Copy the material that follows word for word and omit its pictures.

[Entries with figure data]

* * *

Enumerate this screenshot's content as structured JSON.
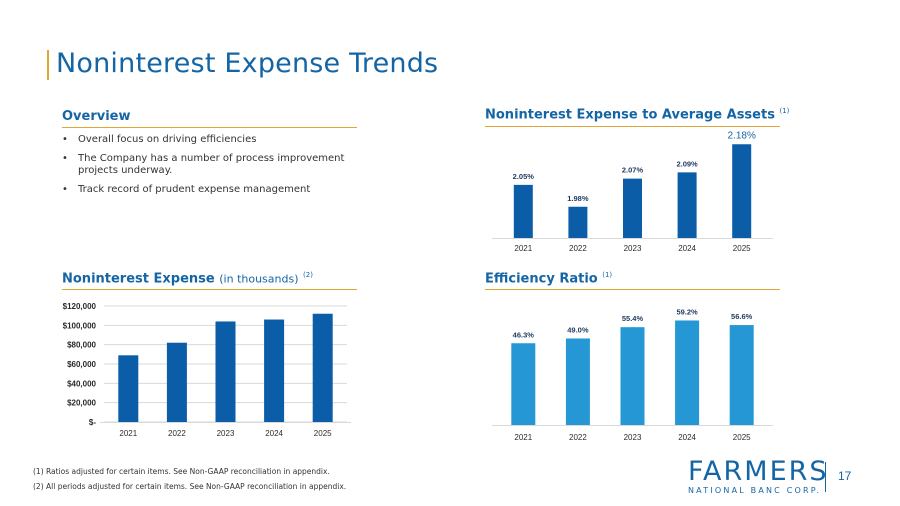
{
  "slide": {
    "title": "Noninterest Expense Trends",
    "page_number": "17",
    "overview": {
      "heading": "Overview",
      "bullets": [
        "Overall focus on driving efficiencies",
        "The Company has a number of process improvement projects underway.",
        "Track record of prudent expense management"
      ]
    },
    "footnotes": [
      "(1) Ratios adjusted for certain items. See Non-GAAP reconciliation in appendix.",
      "(2) All periods adjusted for certain items. See Non-GAAP reconciliation in appendix."
    ],
    "logo": {
      "name": "FARMERS",
      "tagline": "NATIONAL BANC CORP."
    },
    "colors": {
      "accent": "#e3a43a",
      "navy": "#1565a5",
      "bar_dark": "#0b5da8",
      "bar_light": "#2497d4"
    }
  },
  "chart_data": [
    {
      "type": "bar",
      "title": "Noninterest Expense to Average Assets",
      "title_note": "(1)",
      "categories": [
        "2021",
        "2022",
        "2023",
        "2024",
        "2025"
      ],
      "values": [
        2.05,
        1.98,
        2.07,
        2.09,
        2.18
      ],
      "labels": [
        "2.05%",
        "1.98%",
        "2.07%",
        "2.09%",
        "2.18%"
      ],
      "ylim": [
        1.88,
        2.2
      ]
    },
    {
      "type": "bar",
      "title": "Noninterest Expense",
      "title_sub": "(in thousands)",
      "title_note": "(2)",
      "categories": [
        "2021",
        "2022",
        "2023",
        "2024",
        "2025"
      ],
      "values": [
        69000,
        82000,
        104000,
        106000,
        112000
      ],
      "ylim": [
        0,
        120000
      ],
      "yticks": [
        0,
        20000,
        40000,
        60000,
        80000,
        100000,
        120000
      ],
      "ytick_labels": [
        "$-",
        "$20,000",
        "$40,000",
        "$60,000",
        "$80,000",
        "$100,000",
        "$120,000"
      ],
      "grid": true
    },
    {
      "type": "bar",
      "title": "Efficiency Ratio",
      "title_note": "(1)",
      "categories": [
        "2021",
        "2022",
        "2023",
        "2024",
        "2025"
      ],
      "values": [
        46.3,
        49.0,
        55.4,
        59.2,
        56.6
      ],
      "labels": [
        "46.3%",
        "49.0%",
        "55.4%",
        "59.2%",
        "56.6%"
      ],
      "ylim": [
        0,
        62.3
      ]
    }
  ]
}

* * *

### Solution to the exercise
Enumerate this screenshot's content as structured JSON.
{
  "slide": {
    "title": "Noninterest Expense Trends",
    "page_number": "17",
    "overview": {
      "heading": "Overview",
      "bullets": [
        "Overall focus on driving efficiencies",
        "The Company has a number of process improvement projects underway.",
        "Track record of prudent expense management"
      ]
    },
    "footnotes": [
      "(1) Ratios adjusted for certain items. See Non-GAAP reconciliation in appendix.",
      "(2) All periods adjusted for certain items. See Non-GAAP reconciliation in appendix."
    ],
    "logo": {
      "name": "FARMERS",
      "tagline": "NATIONAL BANC CORP."
    },
    "colors": {
      "accent": "#e3a43a",
      "navy": "#1565a5",
      "bar_dark": "#0b5da8",
      "bar_light": "#2497d4"
    }
  },
  "chart_data": [
    {
      "type": "bar",
      "title": "Noninterest Expense to Average Assets",
      "title_note": "(1)",
      "categories": [
        "2021",
        "2022",
        "2023",
        "2024",
        "2025"
      ],
      "values": [
        2.05,
        1.98,
        2.07,
        2.09,
        2.18
      ],
      "labels": [
        "2.05%",
        "1.98%",
        "2.07%",
        "2.09%",
        "2.18%"
      ],
      "ylim": [
        1.88,
        2.2
      ]
    },
    {
      "type": "bar",
      "title": "Noninterest Expense",
      "title_sub": "(in thousands)",
      "title_note": "(2)",
      "categories": [
        "2021",
        "2022",
        "2023",
        "2024",
        "2025"
      ],
      "values": [
        69000,
        82000,
        104000,
        106000,
        112000
      ],
      "ylim": [
        0,
        120000
      ],
      "yticks": [
        0,
        20000,
        40000,
        60000,
        80000,
        100000,
        120000
      ],
      "ytick_labels": [
        "$-",
        "$20,000",
        "$40,000",
        "$60,000",
        "$80,000",
        "$100,000",
        "$120,000"
      ],
      "grid": true
    },
    {
      "type": "bar",
      "title": "Efficiency Ratio",
      "title_note": "(1)",
      "categories": [
        "2021",
        "2022",
        "2023",
        "2024",
        "2025"
      ],
      "values": [
        46.3,
        49.0,
        55.4,
        59.2,
        56.6
      ],
      "labels": [
        "46.3%",
        "49.0%",
        "55.4%",
        "59.2%",
        "56.6%"
      ],
      "ylim": [
        0,
        62.3
      ]
    }
  ]
}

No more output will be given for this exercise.